What the task requires: Using the material below, copy every line where "name" appears.

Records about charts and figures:
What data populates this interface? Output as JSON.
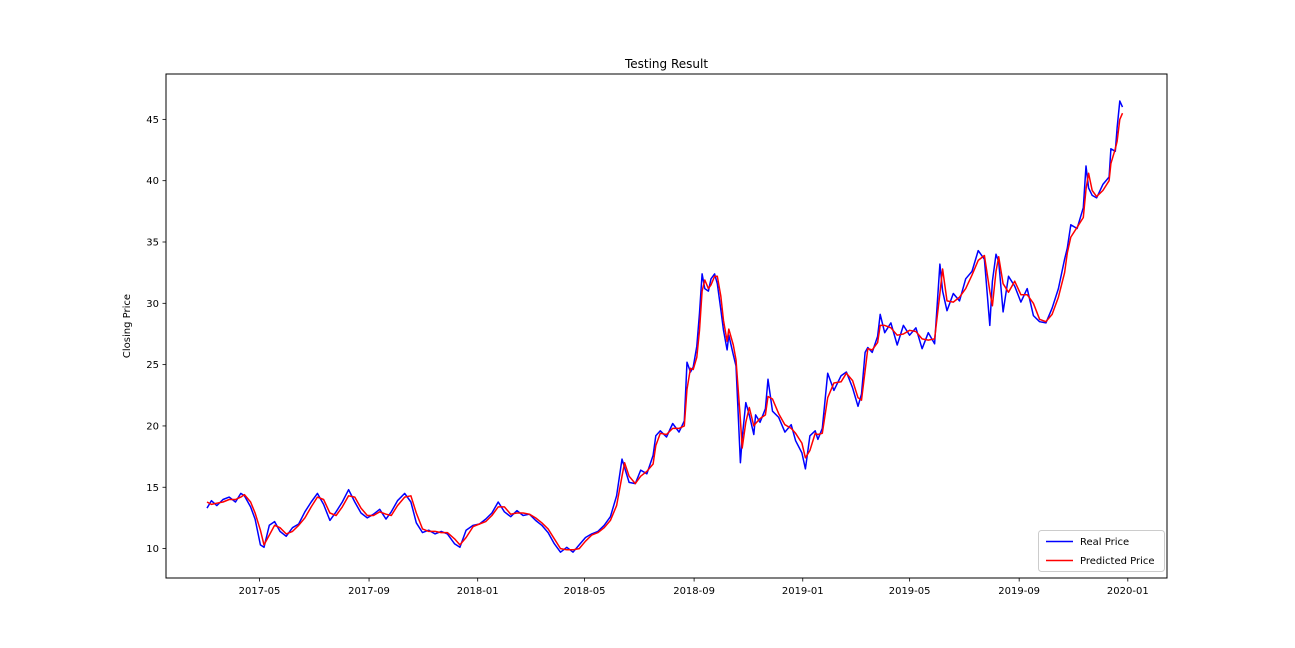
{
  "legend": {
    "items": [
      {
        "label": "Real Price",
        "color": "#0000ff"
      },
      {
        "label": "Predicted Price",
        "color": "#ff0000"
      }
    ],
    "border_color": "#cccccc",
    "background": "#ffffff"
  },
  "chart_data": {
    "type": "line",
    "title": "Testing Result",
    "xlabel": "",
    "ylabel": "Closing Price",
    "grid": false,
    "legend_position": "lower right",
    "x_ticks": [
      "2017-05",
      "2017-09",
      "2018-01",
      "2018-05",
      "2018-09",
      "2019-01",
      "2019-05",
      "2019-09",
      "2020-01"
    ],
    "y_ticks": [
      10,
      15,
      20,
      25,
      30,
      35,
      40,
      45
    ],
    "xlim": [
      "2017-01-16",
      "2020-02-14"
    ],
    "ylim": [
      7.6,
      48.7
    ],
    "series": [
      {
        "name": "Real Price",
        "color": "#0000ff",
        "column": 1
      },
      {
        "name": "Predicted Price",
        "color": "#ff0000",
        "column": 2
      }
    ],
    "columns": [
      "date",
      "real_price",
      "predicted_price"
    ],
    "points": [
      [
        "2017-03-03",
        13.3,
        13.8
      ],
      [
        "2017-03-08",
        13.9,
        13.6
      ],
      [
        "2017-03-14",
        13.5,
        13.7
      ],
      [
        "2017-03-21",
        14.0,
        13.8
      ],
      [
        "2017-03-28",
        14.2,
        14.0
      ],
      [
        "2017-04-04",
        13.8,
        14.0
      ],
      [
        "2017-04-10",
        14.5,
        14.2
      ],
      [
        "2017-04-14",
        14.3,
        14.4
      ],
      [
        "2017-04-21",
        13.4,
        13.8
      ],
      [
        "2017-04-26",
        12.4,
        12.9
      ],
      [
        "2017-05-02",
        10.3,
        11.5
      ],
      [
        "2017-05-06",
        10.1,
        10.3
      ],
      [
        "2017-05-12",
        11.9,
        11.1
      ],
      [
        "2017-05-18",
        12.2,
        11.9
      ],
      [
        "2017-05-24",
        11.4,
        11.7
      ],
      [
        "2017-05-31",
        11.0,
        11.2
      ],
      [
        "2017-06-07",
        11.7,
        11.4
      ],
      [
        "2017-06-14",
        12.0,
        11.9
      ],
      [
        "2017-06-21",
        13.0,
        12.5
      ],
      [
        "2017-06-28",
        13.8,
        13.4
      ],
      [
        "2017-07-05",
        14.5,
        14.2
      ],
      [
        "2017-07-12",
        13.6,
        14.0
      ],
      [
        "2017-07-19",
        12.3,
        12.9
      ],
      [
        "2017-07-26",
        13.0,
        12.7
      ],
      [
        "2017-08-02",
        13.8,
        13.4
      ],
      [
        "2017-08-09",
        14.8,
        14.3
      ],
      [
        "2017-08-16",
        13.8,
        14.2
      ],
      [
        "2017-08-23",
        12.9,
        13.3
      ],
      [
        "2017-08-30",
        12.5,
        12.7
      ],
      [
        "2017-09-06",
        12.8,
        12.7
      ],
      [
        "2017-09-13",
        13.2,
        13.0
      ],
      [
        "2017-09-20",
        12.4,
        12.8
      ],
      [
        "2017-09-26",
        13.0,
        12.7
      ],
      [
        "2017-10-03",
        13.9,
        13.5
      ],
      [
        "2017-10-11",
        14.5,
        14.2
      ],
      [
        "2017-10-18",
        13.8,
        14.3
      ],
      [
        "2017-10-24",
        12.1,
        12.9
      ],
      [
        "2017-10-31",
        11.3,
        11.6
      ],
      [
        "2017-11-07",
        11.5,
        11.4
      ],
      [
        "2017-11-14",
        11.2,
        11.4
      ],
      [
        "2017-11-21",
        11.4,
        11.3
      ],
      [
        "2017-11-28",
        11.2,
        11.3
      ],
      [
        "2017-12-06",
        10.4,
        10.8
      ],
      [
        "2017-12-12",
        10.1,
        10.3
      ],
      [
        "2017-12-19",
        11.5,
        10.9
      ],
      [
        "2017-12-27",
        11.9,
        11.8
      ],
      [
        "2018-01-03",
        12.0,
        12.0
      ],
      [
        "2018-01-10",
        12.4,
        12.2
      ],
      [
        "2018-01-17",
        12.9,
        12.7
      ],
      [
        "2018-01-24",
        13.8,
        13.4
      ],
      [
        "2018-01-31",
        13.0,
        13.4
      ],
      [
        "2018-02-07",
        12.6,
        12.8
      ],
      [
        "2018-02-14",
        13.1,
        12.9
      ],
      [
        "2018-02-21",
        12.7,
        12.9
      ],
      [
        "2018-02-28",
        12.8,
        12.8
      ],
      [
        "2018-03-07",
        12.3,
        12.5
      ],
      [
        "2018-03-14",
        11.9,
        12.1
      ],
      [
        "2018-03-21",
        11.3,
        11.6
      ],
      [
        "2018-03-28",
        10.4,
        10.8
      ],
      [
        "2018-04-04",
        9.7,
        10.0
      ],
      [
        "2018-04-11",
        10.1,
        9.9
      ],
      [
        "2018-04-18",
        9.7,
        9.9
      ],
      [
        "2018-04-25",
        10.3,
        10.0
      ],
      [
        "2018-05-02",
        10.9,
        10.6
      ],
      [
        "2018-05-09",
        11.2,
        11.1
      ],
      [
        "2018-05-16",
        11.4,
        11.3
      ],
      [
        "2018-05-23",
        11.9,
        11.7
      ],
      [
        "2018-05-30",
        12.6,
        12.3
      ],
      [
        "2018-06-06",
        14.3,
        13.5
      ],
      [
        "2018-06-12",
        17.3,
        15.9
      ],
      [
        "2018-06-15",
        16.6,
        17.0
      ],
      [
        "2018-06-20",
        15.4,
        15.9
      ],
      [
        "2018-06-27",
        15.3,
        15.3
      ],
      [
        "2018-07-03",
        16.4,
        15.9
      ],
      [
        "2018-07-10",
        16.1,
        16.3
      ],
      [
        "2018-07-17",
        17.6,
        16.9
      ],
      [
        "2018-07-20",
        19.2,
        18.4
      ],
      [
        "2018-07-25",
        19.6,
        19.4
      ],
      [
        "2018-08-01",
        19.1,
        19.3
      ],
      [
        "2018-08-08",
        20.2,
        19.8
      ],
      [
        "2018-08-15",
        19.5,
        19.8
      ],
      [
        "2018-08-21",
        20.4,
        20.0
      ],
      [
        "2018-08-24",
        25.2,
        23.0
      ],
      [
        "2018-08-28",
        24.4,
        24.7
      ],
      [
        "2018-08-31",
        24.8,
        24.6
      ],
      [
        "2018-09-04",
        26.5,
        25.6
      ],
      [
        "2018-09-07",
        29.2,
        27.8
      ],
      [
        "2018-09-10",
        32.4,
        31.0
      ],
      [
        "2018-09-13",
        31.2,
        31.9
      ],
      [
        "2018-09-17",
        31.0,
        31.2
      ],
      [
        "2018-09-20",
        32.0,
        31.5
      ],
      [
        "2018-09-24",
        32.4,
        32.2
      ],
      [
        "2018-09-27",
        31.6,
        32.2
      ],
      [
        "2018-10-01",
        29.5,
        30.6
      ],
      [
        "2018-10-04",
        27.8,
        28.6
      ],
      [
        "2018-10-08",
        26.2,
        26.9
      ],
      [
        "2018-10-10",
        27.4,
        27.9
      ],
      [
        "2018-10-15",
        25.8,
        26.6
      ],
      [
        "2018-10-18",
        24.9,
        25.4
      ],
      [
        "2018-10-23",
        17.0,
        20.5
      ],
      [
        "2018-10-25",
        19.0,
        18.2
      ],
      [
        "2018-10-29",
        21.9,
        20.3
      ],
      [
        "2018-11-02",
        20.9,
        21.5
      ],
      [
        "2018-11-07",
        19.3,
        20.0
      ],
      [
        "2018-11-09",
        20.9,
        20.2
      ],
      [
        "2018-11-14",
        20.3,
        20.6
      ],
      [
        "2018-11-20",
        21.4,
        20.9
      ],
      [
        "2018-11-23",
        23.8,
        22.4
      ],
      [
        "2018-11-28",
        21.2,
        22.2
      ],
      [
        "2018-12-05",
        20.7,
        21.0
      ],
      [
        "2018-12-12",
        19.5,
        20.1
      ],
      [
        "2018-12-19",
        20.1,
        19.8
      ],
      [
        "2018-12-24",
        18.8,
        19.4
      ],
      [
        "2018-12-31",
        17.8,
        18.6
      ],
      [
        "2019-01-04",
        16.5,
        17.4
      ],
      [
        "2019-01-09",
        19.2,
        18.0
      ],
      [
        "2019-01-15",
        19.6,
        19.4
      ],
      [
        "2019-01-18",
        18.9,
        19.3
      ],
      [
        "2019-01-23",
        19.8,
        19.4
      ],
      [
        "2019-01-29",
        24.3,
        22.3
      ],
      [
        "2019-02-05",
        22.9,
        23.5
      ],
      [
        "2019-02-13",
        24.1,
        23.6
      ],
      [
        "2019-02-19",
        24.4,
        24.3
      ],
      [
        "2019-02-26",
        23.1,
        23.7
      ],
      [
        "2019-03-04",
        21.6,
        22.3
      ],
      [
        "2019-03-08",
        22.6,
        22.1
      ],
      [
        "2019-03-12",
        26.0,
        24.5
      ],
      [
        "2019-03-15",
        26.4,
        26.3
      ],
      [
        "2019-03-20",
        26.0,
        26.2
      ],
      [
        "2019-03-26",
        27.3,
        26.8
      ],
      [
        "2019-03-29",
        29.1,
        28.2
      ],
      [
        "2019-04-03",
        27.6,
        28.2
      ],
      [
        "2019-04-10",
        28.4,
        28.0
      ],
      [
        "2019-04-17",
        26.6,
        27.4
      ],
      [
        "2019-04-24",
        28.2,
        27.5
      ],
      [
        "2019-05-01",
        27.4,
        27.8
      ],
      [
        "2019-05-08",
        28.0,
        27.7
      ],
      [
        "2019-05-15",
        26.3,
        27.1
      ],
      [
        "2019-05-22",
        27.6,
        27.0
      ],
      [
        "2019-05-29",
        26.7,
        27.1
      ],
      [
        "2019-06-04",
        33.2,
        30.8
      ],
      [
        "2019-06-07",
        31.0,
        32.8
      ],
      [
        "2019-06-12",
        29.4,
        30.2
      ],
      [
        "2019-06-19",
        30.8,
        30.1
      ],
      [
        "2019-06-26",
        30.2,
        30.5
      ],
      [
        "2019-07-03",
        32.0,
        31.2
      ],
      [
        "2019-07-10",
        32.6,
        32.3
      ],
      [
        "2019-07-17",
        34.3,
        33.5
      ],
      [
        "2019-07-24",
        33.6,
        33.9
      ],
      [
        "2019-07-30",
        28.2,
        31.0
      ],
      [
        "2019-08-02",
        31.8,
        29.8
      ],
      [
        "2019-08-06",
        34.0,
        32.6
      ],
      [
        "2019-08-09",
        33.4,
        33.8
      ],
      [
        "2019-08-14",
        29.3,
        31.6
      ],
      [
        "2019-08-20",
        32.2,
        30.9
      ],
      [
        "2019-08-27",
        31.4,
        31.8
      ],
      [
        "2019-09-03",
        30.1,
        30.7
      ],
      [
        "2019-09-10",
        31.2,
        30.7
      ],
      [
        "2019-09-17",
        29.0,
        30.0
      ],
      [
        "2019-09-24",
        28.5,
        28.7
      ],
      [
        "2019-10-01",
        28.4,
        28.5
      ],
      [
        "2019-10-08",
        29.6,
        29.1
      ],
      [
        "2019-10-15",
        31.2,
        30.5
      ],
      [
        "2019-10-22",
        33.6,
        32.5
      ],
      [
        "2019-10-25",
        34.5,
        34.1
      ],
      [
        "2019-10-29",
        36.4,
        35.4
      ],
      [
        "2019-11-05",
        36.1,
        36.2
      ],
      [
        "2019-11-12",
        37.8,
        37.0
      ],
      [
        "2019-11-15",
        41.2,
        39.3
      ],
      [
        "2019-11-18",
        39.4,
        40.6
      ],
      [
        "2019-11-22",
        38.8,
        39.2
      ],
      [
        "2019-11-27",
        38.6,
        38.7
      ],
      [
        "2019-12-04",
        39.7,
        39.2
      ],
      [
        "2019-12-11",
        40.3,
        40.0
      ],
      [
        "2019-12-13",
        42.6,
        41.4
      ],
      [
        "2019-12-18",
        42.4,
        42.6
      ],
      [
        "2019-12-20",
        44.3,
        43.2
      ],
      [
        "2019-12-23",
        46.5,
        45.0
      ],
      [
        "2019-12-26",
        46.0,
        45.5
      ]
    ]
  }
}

Answer to the task:
        "name": "Real Price",
        "name": "Predicted Price",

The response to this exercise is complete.